DIRECTION -> Reproduce the full listing that appears beneath this instruction exactly.
:: RECORDS SHOWN
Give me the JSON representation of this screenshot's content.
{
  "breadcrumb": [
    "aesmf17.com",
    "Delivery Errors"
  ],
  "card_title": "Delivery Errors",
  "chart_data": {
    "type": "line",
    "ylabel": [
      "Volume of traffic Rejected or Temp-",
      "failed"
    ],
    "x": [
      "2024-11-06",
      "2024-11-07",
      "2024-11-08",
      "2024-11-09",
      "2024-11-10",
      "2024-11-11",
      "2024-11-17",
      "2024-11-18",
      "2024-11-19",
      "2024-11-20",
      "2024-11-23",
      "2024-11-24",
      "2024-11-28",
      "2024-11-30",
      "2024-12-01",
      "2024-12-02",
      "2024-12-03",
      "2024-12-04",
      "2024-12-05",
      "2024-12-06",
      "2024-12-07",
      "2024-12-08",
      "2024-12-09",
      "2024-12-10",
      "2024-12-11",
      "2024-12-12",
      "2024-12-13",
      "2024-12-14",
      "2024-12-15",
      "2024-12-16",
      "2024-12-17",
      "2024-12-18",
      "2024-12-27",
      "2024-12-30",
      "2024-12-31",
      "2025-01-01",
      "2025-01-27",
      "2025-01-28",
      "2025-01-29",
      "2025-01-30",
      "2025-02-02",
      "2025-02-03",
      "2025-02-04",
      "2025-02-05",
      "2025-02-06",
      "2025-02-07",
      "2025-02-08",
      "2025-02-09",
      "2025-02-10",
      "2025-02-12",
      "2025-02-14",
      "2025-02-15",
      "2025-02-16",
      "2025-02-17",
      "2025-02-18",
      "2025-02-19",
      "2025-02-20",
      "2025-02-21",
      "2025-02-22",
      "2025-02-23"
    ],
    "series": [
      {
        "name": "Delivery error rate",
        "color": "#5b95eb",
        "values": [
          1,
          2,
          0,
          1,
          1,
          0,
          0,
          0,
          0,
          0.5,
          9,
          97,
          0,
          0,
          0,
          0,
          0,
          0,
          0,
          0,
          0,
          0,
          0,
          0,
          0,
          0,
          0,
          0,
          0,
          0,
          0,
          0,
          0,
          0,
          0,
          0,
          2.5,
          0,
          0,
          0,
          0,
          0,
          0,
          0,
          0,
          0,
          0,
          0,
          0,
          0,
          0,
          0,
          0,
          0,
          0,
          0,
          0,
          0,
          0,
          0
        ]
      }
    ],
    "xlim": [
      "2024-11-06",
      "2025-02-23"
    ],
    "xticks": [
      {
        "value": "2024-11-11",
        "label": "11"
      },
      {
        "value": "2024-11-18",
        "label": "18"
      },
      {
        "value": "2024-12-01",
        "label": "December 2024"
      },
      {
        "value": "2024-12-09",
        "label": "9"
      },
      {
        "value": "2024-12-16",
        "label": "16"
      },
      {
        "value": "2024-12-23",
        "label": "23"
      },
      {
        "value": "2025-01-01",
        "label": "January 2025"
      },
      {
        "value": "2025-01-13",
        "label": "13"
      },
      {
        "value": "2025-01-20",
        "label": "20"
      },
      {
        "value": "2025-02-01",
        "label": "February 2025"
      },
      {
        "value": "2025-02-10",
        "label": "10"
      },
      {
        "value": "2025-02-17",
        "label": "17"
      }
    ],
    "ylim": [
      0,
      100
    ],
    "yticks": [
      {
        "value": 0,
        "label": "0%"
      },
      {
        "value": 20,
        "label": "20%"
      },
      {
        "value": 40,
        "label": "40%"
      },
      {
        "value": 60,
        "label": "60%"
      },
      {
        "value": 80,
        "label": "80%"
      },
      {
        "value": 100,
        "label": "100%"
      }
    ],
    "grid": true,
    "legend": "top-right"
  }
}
::::
WRITTEN SOLUTION ->
Give me the JSON representation of this screenshot's content.
{
  "breadcrumb": [
    "aesmf17.com",
    "Delivery Errors"
  ],
  "card_title": "Delivery Errors",
  "chart_data": {
    "type": "line",
    "ylabel": [
      "Volume of traffic Rejected or Temp-",
      "failed"
    ],
    "x": [
      "2024-11-06",
      "2024-11-07",
      "2024-11-08",
      "2024-11-09",
      "2024-11-10",
      "2024-11-11",
      "2024-11-17",
      "2024-11-18",
      "2024-11-19",
      "2024-11-20",
      "2024-11-23",
      "2024-11-24",
      "2024-11-28",
      "2024-11-30",
      "2024-12-01",
      "2024-12-02",
      "2024-12-03",
      "2024-12-04",
      "2024-12-05",
      "2024-12-06",
      "2024-12-07",
      "2024-12-08",
      "2024-12-09",
      "2024-12-10",
      "2024-12-11",
      "2024-12-12",
      "2024-12-13",
      "2024-12-14",
      "2024-12-15",
      "2024-12-16",
      "2024-12-17",
      "2024-12-18",
      "2024-12-27",
      "2024-12-30",
      "2024-12-31",
      "2025-01-01",
      "2025-01-27",
      "2025-01-28",
      "2025-01-29",
      "2025-01-30",
      "2025-02-02",
      "2025-02-03",
      "2025-02-04",
      "2025-02-05",
      "2025-02-06",
      "2025-02-07",
      "2025-02-08",
      "2025-02-09",
      "2025-02-10",
      "2025-02-12",
      "2025-02-14",
      "2025-02-15",
      "2025-02-16",
      "2025-02-17",
      "2025-02-18",
      "2025-02-19",
      "2025-02-20",
      "2025-02-21",
      "2025-02-22",
      "2025-02-23"
    ],
    "series": [
      {
        "name": "Delivery error rate",
        "color": "#5b95eb",
        "values": [
          1,
          2,
          0,
          1,
          1,
          0,
          0,
          0,
          0,
          0.5,
          9,
          97,
          0,
          0,
          0,
          0,
          0,
          0,
          0,
          0,
          0,
          0,
          0,
          0,
          0,
          0,
          0,
          0,
          0,
          0,
          0,
          0,
          0,
          0,
          0,
          0,
          2.5,
          0,
          0,
          0,
          0,
          0,
          0,
          0,
          0,
          0,
          0,
          0,
          0,
          0,
          0,
          0,
          0,
          0,
          0,
          0,
          0,
          0,
          0,
          0
        ]
      }
    ],
    "xlim": [
      "2024-11-06",
      "2025-02-23"
    ],
    "xticks": [
      {
        "value": "2024-11-11",
        "label": "11"
      },
      {
        "value": "2024-11-18",
        "label": "18"
      },
      {
        "value": "2024-12-01",
        "label": "December 2024"
      },
      {
        "value": "2024-12-09",
        "label": "9"
      },
      {
        "value": "2024-12-16",
        "label": "16"
      },
      {
        "value": "2024-12-23",
        "label": "23"
      },
      {
        "value": "2025-01-01",
        "label": "January 2025"
      },
      {
        "value": "2025-01-13",
        "label": "13"
      },
      {
        "value": "2025-01-20",
        "label": "20"
      },
      {
        "value": "2025-02-01",
        "label": "February 2025"
      },
      {
        "value": "2025-02-10",
        "label": "10"
      },
      {
        "value": "2025-02-17",
        "label": "17"
      }
    ],
    "ylim": [
      0,
      100
    ],
    "yticks": [
      {
        "value": 0,
        "label": "0%"
      },
      {
        "value": 20,
        "label": "20%"
      },
      {
        "value": 40,
        "label": "40%"
      },
      {
        "value": 60,
        "label": "60%"
      },
      {
        "value": 80,
        "label": "80%"
      },
      {
        "value": 100,
        "label": "100%"
      }
    ],
    "grid": true,
    "legend": "top-right"
  }
}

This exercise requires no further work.